Exercise data
━━━━━━━━━━

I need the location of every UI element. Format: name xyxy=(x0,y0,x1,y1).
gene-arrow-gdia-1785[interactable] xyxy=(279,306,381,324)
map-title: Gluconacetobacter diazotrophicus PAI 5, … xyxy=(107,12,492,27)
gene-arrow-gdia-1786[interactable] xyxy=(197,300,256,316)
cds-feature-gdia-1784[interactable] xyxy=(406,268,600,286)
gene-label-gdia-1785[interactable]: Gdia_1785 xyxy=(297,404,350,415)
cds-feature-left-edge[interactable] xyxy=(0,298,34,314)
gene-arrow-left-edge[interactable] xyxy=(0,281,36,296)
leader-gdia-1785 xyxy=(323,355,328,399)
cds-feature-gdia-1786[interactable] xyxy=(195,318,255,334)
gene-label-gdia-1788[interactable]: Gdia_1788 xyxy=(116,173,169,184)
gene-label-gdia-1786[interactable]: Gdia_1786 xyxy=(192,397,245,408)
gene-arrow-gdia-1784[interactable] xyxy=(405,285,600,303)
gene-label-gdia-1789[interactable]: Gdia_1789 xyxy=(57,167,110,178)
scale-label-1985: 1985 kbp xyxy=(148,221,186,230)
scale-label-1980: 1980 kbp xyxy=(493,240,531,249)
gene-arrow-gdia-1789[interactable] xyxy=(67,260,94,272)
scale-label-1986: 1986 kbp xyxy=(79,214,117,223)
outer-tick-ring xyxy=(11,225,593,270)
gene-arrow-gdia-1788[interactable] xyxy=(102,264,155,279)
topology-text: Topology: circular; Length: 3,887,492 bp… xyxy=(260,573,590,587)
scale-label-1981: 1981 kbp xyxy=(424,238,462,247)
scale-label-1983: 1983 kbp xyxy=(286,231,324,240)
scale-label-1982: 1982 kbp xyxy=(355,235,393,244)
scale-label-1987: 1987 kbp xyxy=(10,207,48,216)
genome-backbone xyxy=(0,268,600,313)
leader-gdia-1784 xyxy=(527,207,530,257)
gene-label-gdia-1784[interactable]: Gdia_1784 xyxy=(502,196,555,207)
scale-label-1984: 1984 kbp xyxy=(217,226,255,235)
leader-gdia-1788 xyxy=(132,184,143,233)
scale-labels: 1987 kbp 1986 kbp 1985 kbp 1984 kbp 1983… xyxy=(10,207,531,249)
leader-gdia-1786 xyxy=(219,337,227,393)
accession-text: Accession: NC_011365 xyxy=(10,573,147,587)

━━━━━━━━━━

Try it
Read through the lines above and collect those that contain the string "arrow".

Answer box
gene-arrow-gdia-1785[interactable] xyxy=(279,306,381,324)
gene-arrow-gdia-1786[interactable] xyxy=(197,300,256,316)
gene-arrow-left-edge[interactable] xyxy=(0,281,36,296)
gene-arrow-gdia-1784[interactable] xyxy=(405,285,600,303)
gene-arrow-gdia-1789[interactable] xyxy=(67,260,94,272)
gene-arrow-gdia-1788[interactable] xyxy=(102,264,155,279)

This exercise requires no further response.